— begin —
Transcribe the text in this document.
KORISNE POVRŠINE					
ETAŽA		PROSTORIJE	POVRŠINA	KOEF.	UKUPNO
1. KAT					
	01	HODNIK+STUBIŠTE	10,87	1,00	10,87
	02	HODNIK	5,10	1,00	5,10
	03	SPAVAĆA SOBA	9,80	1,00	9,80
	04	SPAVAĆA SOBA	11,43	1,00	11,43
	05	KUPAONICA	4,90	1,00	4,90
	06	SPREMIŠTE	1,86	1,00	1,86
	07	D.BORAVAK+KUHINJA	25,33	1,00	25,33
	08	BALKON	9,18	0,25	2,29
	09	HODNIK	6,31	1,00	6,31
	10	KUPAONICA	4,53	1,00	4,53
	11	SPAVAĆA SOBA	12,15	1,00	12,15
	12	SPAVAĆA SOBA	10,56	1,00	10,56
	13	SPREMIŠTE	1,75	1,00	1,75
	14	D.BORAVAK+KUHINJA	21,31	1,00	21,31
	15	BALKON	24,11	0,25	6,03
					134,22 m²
— end —
The problem: All of the lines above must be returned exactly.

Task answer:
Transcribe the text in this document.
KORISNE POVRŠINE					
ETAŽA		PROSTORIJE	POVRŠINA	KOEF.	UKUPNO
1. KAT					
	01	HODNIK+STUBIŠTE	10,87	1,00	10,87
	02	HODNIK	5,10	1,00	5,10
	03	SPAVAĆA SOBA	9,80	1,00	9,80
	04	SPAVAĆA SOBA	11,43	1,00	11,43
	05	KUPAONICA	4,90	1,00	4,90
	06	SPREMIŠTE	1,86	1,00	1,86
	07	D.BORAVAK+KUHINJA	25,33	1,00	25,33
	08	BALKON	9,18	0,25	2,29
	09	HODNIK	6,31	1,00	6,31
	10	KUPAONICA	4,53	1,00	4,53
	11	SPAVAĆA SOBA	12,15	1,00	12,15
	12	SPAVAĆA SOBA	10,56	1,00	10,56
	13	SPREMIŠTE	1,75	1,00	1,75
	14	D.BORAVAK+KUHINJA	21,31	1,00	21,31
	15	BALKON	24,11	0,25	6,03
					134,22 m²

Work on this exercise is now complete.